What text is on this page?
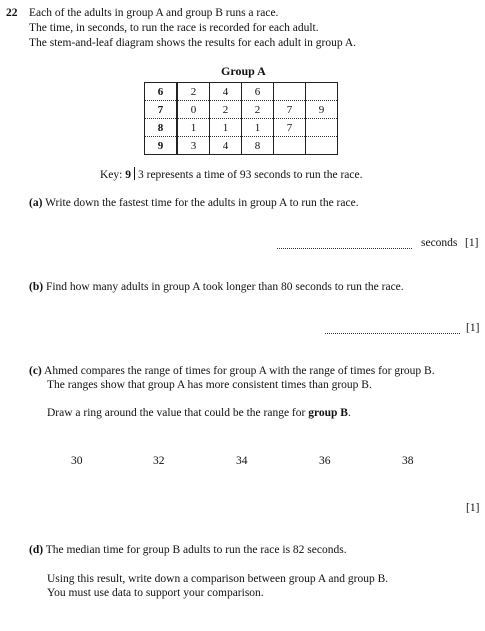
22 Each of the adults in group A and group B runs a race.
The time, in seconds, to run the race is recorded for each adult.
The stem-and-leaf diagram shows the results for each adult in group A.
Group A
6	2	4	6		
7	0	2	2	7	9
8	1	1	1	7	
9	3	4	8		
Key: 9 3 represents a time of 93 seconds to run the race.
(a) Write down the fastest time for the adults in group A to run the race.
seconds [1]
(b) Find how many adults in group A took longer than 80 seconds to run the race.
[1]
(c) Ahmed compares the range of times for group A with the range of times for group B.
The ranges show that group A has more consistent times than group B.
Draw a ring around the value that could be the range for group B.
30	32	34	36	38
[1]
(d) The median time for group B adults to run the race is 82 seconds.
Using this result, write down a comparison between group A and group B.
You must use data to support your comparison.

◆ ◆ ◆ ◆

--- Task instructions ---
All lines above with "times" in them should be returned.

--- Solution below ---
(c) Ahmed compares the range of times for group A with the range of times for group B.
The ranges show that group A has more consistent times than group B.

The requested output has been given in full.